* begin *

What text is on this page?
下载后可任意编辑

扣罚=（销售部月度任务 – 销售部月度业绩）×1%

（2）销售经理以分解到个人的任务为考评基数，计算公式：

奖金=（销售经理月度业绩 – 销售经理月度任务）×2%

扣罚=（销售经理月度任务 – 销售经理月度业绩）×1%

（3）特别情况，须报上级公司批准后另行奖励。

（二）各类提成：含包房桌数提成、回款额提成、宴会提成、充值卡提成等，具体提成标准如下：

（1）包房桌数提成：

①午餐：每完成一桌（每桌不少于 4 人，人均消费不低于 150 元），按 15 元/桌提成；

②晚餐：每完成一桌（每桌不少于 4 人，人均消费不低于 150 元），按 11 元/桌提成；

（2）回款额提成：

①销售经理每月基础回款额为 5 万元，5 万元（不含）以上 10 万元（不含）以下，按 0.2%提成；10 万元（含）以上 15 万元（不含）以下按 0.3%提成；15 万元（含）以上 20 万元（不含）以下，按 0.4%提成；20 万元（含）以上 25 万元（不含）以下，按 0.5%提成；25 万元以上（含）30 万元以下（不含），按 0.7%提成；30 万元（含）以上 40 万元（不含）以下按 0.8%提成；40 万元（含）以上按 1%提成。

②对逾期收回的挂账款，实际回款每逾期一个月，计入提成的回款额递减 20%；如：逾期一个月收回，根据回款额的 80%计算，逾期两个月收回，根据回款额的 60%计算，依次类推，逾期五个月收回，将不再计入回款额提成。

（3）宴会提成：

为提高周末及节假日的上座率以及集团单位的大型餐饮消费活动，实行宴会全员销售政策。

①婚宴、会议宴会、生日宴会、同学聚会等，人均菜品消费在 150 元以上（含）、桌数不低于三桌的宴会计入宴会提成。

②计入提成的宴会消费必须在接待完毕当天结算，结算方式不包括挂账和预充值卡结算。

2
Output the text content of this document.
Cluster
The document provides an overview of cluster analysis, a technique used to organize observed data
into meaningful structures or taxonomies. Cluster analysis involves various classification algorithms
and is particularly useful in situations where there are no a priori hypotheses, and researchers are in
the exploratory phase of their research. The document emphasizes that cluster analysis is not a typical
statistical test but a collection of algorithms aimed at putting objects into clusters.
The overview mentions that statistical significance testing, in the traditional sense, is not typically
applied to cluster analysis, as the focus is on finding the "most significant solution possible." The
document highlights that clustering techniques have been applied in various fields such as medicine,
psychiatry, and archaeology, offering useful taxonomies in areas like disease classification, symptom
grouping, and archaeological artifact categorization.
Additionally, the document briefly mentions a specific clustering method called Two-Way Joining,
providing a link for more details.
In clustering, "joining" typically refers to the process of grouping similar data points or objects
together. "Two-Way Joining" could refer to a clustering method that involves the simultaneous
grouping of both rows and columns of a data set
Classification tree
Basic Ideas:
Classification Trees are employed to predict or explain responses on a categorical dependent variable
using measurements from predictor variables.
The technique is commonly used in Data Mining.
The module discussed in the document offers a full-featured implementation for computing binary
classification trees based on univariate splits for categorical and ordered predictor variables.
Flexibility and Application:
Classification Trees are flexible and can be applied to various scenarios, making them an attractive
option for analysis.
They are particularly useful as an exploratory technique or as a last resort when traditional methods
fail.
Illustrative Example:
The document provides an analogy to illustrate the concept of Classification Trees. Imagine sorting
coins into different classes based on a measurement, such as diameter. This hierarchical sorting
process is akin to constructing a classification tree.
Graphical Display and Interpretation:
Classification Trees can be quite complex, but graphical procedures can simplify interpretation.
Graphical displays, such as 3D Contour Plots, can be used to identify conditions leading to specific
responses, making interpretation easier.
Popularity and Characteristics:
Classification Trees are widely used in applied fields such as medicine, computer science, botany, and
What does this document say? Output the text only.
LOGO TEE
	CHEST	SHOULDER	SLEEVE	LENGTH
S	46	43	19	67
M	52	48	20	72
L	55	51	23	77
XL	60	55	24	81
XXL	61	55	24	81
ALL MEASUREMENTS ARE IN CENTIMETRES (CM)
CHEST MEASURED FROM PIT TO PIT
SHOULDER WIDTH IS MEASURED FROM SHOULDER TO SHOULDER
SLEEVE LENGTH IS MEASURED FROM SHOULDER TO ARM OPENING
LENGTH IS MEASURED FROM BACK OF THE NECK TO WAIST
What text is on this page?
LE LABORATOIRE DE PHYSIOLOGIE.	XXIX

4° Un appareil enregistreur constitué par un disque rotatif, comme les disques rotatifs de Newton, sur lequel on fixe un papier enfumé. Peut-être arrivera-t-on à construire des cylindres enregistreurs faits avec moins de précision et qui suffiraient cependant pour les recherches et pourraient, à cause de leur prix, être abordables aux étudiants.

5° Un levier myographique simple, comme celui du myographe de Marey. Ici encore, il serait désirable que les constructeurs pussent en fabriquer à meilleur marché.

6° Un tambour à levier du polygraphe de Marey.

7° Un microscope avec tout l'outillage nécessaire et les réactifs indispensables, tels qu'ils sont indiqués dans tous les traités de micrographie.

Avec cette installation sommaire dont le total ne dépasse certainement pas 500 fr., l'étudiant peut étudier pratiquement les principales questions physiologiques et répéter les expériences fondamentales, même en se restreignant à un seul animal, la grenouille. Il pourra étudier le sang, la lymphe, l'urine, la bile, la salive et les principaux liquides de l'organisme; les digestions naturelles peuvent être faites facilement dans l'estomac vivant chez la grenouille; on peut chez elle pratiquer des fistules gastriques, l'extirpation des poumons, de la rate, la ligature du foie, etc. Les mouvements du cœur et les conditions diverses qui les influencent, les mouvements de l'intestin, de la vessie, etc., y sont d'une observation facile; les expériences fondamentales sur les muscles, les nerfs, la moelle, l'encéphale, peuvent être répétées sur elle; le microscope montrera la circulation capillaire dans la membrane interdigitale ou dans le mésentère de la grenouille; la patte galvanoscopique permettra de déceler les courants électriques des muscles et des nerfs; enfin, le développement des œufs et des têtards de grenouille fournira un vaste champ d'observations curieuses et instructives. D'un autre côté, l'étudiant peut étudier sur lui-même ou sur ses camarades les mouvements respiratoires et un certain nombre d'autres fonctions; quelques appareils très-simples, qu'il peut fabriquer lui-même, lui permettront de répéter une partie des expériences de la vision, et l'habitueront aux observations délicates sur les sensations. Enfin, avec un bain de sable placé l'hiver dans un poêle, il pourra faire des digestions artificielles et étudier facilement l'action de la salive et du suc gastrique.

* end *

:: TASK INSTRUCTIONS ::
Sift through the entries and copy every line with "applied".

:: EXERCISE SOLUTION ::
applied to cluster analysis, as the focus is on finding the "most significant solution possible." The
document highlights that clustering techniques have been applied in various fields such as medicine,
Classification Trees are flexible and can be applied to various scenarios, making them an attractive
Classification Trees are widely used in applied fields such as medicine, computer science, botany, and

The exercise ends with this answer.